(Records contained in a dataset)
-----
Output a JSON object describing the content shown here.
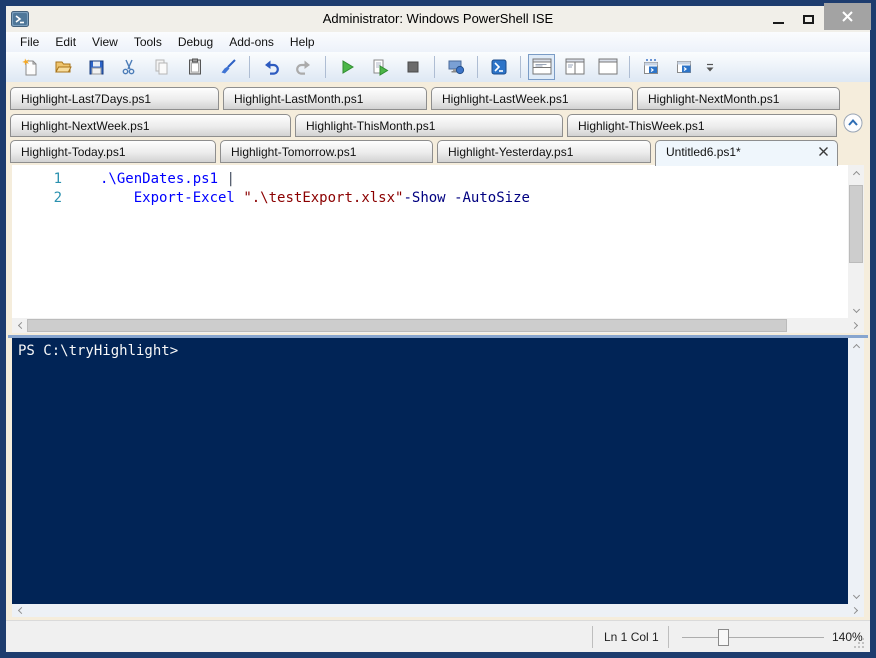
{
  "window": {
    "title": "Administrator: Windows PowerShell ISE",
    "controls": [
      "minimize",
      "maximize",
      "close"
    ]
  },
  "menu": {
    "items": [
      {
        "label": "File"
      },
      {
        "label": "Edit"
      },
      {
        "label": "View"
      },
      {
        "label": "Tools"
      },
      {
        "label": "Debug"
      },
      {
        "label": "Add-ons"
      },
      {
        "label": "Help"
      }
    ]
  },
  "toolbar": {
    "buttons": [
      "new-script",
      "open-script",
      "save-script",
      "cut",
      "copy",
      "paste",
      "clear-console-pane",
      "undo",
      "redo",
      "run-script",
      "run-selection",
      "stop-operation",
      "new-remote-powershell-tab",
      "start-powershell-exe",
      "show-script-pane-top",
      "show-script-pane-right",
      "show-script-pane-maximized",
      "script-pane-window-1",
      "script-pane-window-2",
      "toolbar-overflow"
    ]
  },
  "tabs": {
    "rows": [
      [
        {
          "label": "Highlight-Last7Days.ps1"
        },
        {
          "label": "Highlight-LastMonth.ps1"
        },
        {
          "label": "Highlight-LastWeek.ps1"
        },
        {
          "label": "Highlight-NextMonth.ps1"
        }
      ],
      [
        {
          "label": "Highlight-NextWeek.ps1"
        },
        {
          "label": "Highlight-ThisMonth.ps1"
        },
        {
          "label": "Highlight-ThisWeek.ps1"
        }
      ],
      [
        {
          "label": "Highlight-Today.ps1"
        },
        {
          "label": "Highlight-Tomorrow.ps1"
        },
        {
          "label": "Highlight-Yesterday.ps1"
        },
        {
          "label": "Untitled6.ps1*"
        }
      ]
    ],
    "active_tab": "Untitled6.ps1*"
  },
  "editor": {
    "lines": [
      {
        "number": "1",
        "tokens": [
          {
            "t": ".\\GenDates.ps1",
            "type": "command"
          },
          {
            "t": " ",
            "type": "plain"
          },
          {
            "t": "|",
            "type": "operator"
          }
        ]
      },
      {
        "number": "2",
        "tokens": [
          {
            "t": "    ",
            "type": "plain"
          },
          {
            "t": "Export-Excel",
            "type": "command"
          },
          {
            "t": " ",
            "type": "plain"
          },
          {
            "t": "\".\\testExport.xlsx\"",
            "type": "string"
          },
          {
            "t": "-Show",
            "type": "parameter"
          },
          {
            "t": " ",
            "type": "plain"
          },
          {
            "t": "-AutoSize",
            "type": "parameter"
          }
        ]
      }
    ]
  },
  "console": {
    "prompt": "PS C:\\tryHighlight>"
  },
  "statusbar": {
    "position": "Ln 1 Col 1",
    "zoom_level": "140%"
  },
  "colors": {
    "window_border": "#1D3C6E",
    "console_bg": "#012456",
    "command": "#0000FF",
    "string": "#8B0000",
    "parameter": "#000080",
    "operator": "#424C5E",
    "line_number": "#2B91AF",
    "title_text": "#000000"
  }
}
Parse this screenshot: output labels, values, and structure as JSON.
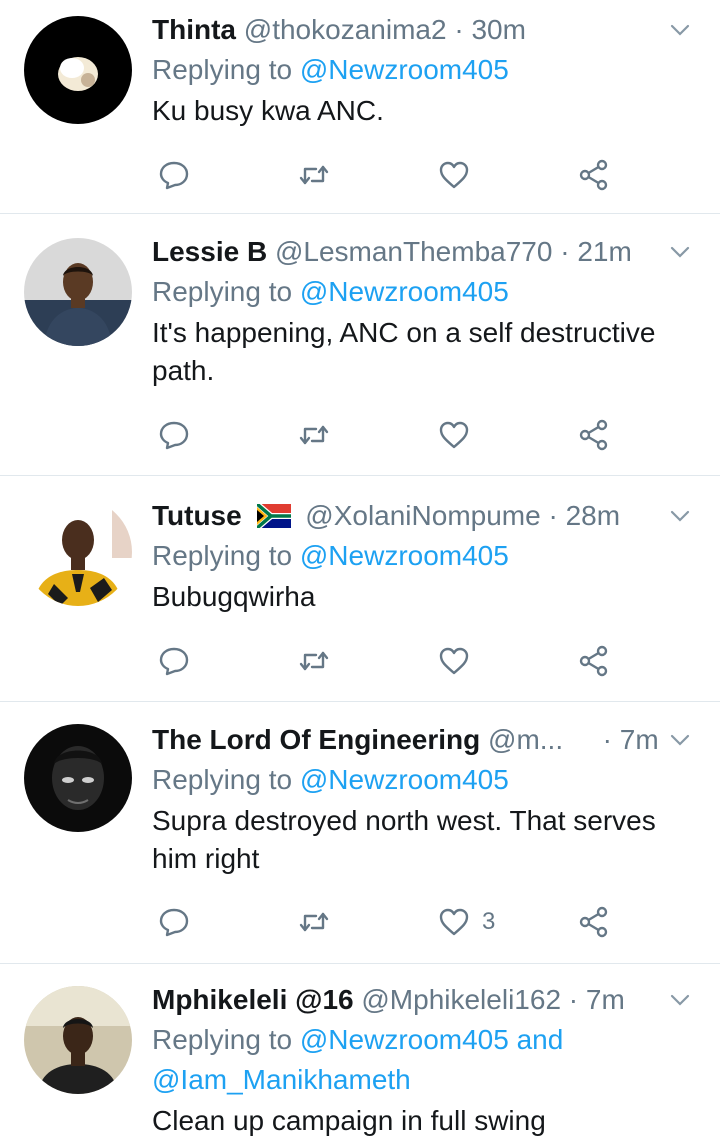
-----
* [Description of the task]: Scan the material above. Copy each line that holds the word "JSON".

* [Solution for this exercise]:
Output a JSON object describing the content shown here.
Parse this screenshot: output labels, values, and structure as JSON.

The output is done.